STATED GOAL: Write out the whole listing exactly as it stands.

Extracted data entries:
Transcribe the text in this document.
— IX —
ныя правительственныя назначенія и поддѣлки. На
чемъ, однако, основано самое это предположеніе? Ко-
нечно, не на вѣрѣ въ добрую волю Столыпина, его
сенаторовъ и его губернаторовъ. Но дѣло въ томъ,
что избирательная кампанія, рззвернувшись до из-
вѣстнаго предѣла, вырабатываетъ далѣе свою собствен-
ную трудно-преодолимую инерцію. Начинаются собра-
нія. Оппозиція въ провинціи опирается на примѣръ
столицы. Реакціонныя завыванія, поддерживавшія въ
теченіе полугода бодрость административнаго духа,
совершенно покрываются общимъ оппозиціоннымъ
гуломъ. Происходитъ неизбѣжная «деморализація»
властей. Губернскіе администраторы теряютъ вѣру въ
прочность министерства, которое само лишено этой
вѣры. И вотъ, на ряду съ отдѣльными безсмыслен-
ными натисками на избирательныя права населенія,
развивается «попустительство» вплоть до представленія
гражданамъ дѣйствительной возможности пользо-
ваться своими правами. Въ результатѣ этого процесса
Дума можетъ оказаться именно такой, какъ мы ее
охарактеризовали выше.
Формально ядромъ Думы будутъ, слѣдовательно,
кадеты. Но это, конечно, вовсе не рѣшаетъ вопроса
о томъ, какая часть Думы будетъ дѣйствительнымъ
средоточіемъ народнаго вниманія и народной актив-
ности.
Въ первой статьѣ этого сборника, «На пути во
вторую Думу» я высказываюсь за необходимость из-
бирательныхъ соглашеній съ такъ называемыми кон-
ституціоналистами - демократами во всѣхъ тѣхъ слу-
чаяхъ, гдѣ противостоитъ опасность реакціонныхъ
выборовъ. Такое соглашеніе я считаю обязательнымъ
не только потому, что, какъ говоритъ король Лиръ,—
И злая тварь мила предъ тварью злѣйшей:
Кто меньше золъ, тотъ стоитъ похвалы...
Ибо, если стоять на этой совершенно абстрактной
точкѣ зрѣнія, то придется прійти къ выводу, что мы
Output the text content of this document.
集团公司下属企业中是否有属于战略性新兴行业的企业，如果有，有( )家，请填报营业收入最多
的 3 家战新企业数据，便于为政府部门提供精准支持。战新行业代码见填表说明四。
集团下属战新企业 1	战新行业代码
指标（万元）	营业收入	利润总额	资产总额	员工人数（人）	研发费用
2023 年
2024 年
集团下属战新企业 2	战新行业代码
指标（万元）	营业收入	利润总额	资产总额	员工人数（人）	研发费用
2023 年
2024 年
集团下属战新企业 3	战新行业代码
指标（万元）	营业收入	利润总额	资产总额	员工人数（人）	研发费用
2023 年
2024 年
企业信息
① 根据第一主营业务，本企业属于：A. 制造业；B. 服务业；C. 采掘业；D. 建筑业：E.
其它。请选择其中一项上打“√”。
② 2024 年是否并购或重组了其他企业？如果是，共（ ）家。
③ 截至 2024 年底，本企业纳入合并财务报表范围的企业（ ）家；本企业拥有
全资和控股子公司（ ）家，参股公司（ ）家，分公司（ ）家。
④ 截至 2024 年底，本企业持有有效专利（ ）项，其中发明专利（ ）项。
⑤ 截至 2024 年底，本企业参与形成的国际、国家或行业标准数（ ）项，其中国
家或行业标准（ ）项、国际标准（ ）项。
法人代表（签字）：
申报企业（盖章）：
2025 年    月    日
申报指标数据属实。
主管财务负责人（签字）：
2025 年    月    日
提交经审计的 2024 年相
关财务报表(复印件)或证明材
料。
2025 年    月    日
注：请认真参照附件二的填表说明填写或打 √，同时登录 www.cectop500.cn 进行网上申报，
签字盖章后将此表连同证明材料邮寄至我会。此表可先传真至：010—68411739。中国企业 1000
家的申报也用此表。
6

THE RESULT:
Transcribe the text in this document.
— IX —
ныя правительственныя назначенія и поддѣлки. На
чемъ, однако, основано самое это предположеніе? Ко-
нечно, не на вѣрѣ въ добрую волю Столыпина, его
сенаторовъ и его губернаторовъ. Но дѣло въ томъ,
что избирательная кампанія, рззвернувшись до из-
вѣстнаго предѣла, вырабатываетъ далѣе свою собствен-
ную трудно-преодолимую инерцію. Начинаются собра-
нія. Оппозиція въ провинціи опирается на примѣръ
столицы. Реакціонныя завыванія, поддерживавшія въ
теченіе полугода бодрость административнаго духа,
совершенно покрываются общимъ оппозиціоннымъ
гуломъ. Происходитъ неизбѣжная «деморализація»
властей. Губернскіе администраторы теряютъ вѣру въ
прочность министерства, которое само лишено этой
вѣры. И вотъ, на ряду съ отдѣльными безсмыслен-
ными натисками на избирательныя права населенія,
развивается «попустительство» вплоть до представленія
гражданамъ дѣйствительной возможности пользо-
ваться своими правами. Въ результатѣ этого процесса
Дума можетъ оказаться именно такой, какъ мы ее
охарактеризовали выше.
Формально ядромъ Думы будутъ, слѣдовательно,
кадеты. Но это, конечно, вовсе не рѣшаетъ вопроса
о томъ, какая часть Думы будетъ дѣйствительнымъ
средоточіемъ народнаго вниманія и народной актив-
ности.
Въ первой статьѣ этого сборника, «На пути во
вторую Думу» я высказываюсь за необходимость из-
бирательныхъ соглашеній съ такъ называемыми кон-
ституціоналистами - демократами во всѣхъ тѣхъ слу-
чаяхъ, гдѣ противостоитъ опасность реакціонныхъ
выборовъ. Такое соглашеніе я считаю обязательнымъ
не только потому, что, какъ говоритъ король Лиръ,—
И злая тварь мила предъ тварью злѣйшей:
Кто меньше золъ, тотъ стоитъ похвалы...
Ибо, если стоять на этой совершенно абстрактной
точкѣ зрѣнія, то придется прійти къ выводу, что мы
Output the text content of this document.
集团公司下属企业中是否有属于战略性新兴行业的企业，如果有，有( )家，请填报营业收入最多
的 3 家战新企业数据，便于为政府部门提供精准支持。战新行业代码见填表说明四。
集团下属战新企业 1	战新行业代码
指标（万元）	营业收入	利润总额	资产总额	员工人数（人）	研发费用
2023 年
2024 年
集团下属战新企业 2	战新行业代码
指标（万元）	营业收入	利润总额	资产总额	员工人数（人）	研发费用
2023 年
2024 年
集团下属战新企业 3	战新行业代码
指标（万元）	营业收入	利润总额	资产总额	员工人数（人）	研发费用
2023 年
2024 年
企业信息
① 根据第一主营业务，本企业属于：A. 制造业；B. 服务业；C. 采掘业；D. 建筑业：E.
其它。请选择其中一项上打“√”。
② 2024 年是否并购或重组了其他企业？如果是，共（ ）家。
③ 截至 2024 年底，本企业纳入合并财务报表范围的企业（ ）家；本企业拥有
全资和控股子公司（ ）家，参股公司（ ）家，分公司（ ）家。
④ 截至 2024 年底，本企业持有有效专利（ ）项，其中发明专利（ ）项。
⑤ 截至 2024 年底，本企业参与形成的国际、国家或行业标准数（ ）项，其中国
家或行业标准（ ）项、国际标准（ ）项。
法人代表（签字）：
申报企业（盖章）：
2025 年    月    日
申报指标数据属实。
主管财务负责人（签字）：
2025 年    月    日
提交经审计的 2024 年相
关财务报表(复印件)或证明材
料。
2025 年    月    日
注：请认真参照附件二的填表说明填写或打 √，同时登录 www.cectop500.cn 进行网上申报，
签字盖章后将此表连同证明材料邮寄至我会。此表可先传真至：010—68411739。中国企业 1000
家的申报也用此表。
6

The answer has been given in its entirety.